(Collection entries)
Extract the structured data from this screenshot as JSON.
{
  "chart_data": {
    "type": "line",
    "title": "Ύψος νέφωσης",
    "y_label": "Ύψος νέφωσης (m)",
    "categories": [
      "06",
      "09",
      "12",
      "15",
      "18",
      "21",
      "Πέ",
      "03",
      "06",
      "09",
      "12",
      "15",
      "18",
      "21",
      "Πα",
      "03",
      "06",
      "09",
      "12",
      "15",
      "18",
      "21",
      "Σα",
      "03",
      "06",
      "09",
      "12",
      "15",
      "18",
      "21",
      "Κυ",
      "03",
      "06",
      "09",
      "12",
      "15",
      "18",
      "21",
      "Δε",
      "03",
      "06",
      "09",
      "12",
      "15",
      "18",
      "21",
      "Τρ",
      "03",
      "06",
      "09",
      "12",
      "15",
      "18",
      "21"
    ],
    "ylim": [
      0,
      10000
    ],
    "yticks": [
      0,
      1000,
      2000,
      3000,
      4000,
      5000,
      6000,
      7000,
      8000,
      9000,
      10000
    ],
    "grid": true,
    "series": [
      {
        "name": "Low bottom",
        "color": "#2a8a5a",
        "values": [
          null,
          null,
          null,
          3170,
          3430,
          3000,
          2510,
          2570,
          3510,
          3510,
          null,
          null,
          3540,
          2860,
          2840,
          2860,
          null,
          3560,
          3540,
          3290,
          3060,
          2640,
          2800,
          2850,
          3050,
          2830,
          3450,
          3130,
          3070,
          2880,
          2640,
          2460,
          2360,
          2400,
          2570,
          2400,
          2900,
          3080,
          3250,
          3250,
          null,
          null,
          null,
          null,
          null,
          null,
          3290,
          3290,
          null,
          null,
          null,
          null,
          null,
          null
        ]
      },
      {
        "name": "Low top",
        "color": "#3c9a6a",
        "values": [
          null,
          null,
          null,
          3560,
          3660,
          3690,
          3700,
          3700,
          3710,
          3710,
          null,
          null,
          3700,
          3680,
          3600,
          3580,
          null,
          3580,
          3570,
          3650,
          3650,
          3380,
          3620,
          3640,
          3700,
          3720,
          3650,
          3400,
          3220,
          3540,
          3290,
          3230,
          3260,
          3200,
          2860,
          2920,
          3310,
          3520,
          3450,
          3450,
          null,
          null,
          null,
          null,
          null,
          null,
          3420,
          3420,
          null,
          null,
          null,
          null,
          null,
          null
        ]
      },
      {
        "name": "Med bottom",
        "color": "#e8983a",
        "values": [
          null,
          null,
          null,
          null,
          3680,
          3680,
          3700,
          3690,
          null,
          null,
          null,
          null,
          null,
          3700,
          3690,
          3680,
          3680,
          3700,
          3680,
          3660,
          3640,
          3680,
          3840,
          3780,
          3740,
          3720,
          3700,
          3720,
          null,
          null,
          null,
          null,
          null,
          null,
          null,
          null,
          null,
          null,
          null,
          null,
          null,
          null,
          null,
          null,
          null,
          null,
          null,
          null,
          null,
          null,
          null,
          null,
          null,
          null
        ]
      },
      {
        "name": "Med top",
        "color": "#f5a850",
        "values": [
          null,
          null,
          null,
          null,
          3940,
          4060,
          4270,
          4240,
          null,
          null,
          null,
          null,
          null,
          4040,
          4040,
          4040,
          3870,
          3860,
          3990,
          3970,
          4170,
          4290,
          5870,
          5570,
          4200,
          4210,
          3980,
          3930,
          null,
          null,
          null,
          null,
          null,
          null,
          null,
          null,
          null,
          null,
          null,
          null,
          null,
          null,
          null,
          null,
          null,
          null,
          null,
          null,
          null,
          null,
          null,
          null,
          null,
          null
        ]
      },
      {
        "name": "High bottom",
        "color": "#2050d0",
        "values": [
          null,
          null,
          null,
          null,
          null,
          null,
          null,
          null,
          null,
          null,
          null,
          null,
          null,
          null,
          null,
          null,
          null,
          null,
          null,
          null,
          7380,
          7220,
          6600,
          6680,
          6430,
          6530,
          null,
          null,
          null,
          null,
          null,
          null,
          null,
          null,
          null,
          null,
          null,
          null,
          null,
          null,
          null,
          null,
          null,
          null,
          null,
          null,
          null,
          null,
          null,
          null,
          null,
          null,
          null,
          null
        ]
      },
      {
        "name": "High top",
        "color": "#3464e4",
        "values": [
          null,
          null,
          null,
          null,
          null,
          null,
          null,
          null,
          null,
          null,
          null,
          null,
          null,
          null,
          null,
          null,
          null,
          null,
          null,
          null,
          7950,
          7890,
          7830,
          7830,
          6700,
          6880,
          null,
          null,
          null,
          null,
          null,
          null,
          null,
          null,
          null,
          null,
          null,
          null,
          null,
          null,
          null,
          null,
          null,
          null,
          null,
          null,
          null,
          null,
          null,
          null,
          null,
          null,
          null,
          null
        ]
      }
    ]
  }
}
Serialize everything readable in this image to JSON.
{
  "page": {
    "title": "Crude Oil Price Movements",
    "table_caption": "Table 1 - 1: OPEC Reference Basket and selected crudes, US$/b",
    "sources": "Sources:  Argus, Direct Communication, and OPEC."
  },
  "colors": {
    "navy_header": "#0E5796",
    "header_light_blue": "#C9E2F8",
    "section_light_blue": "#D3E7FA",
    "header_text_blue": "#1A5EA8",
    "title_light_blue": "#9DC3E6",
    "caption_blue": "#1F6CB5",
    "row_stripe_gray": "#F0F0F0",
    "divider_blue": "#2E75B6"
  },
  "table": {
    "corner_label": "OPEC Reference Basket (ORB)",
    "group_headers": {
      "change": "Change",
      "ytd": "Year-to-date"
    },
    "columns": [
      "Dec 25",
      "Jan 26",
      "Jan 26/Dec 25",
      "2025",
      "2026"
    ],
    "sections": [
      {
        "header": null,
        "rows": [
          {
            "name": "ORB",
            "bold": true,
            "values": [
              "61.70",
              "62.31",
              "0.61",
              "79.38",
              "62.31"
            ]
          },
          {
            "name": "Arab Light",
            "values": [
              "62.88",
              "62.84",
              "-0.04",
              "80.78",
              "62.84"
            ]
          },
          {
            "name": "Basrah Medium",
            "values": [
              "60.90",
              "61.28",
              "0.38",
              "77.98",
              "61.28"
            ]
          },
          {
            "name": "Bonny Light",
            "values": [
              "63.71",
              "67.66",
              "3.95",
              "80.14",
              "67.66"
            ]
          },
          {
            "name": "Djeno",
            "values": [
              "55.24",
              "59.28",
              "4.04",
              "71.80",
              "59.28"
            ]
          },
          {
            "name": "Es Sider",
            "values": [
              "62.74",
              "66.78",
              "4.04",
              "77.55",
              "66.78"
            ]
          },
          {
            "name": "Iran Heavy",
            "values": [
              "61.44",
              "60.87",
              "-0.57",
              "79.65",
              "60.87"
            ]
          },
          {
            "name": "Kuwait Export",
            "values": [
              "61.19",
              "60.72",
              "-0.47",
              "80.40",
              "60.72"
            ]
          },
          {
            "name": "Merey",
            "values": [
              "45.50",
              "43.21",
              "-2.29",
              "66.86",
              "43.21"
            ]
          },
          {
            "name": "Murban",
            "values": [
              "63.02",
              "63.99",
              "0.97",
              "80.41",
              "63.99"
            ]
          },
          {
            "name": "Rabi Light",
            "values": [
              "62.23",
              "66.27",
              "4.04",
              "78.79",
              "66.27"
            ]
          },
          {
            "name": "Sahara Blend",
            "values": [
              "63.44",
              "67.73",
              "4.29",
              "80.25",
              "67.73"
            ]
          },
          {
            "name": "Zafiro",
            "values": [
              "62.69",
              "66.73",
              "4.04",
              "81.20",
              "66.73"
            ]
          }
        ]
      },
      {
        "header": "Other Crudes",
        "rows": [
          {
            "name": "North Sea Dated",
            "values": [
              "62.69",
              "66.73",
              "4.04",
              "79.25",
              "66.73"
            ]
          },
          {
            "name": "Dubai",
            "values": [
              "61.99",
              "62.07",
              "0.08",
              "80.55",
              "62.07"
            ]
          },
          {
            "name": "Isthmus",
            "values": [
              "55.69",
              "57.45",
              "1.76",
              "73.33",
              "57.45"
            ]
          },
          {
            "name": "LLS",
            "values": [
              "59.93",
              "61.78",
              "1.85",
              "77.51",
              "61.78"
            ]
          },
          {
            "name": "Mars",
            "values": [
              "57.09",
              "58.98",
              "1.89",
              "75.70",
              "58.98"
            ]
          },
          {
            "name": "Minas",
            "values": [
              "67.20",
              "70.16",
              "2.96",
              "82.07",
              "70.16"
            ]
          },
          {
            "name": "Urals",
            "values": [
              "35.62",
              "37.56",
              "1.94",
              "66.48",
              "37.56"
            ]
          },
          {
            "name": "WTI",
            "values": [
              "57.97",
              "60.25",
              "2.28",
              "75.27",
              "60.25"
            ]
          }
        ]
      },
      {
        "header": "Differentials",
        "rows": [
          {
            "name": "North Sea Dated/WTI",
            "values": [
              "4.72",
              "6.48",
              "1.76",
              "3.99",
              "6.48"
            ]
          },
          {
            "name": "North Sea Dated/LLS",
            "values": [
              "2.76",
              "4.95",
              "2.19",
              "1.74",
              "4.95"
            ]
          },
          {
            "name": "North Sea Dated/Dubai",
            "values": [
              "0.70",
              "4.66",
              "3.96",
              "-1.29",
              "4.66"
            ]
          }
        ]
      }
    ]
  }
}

▶ **What the task asks**
Only the number is wanted: how many lines of the data contain the word "Reference"?

▶ **Exercise answer**
2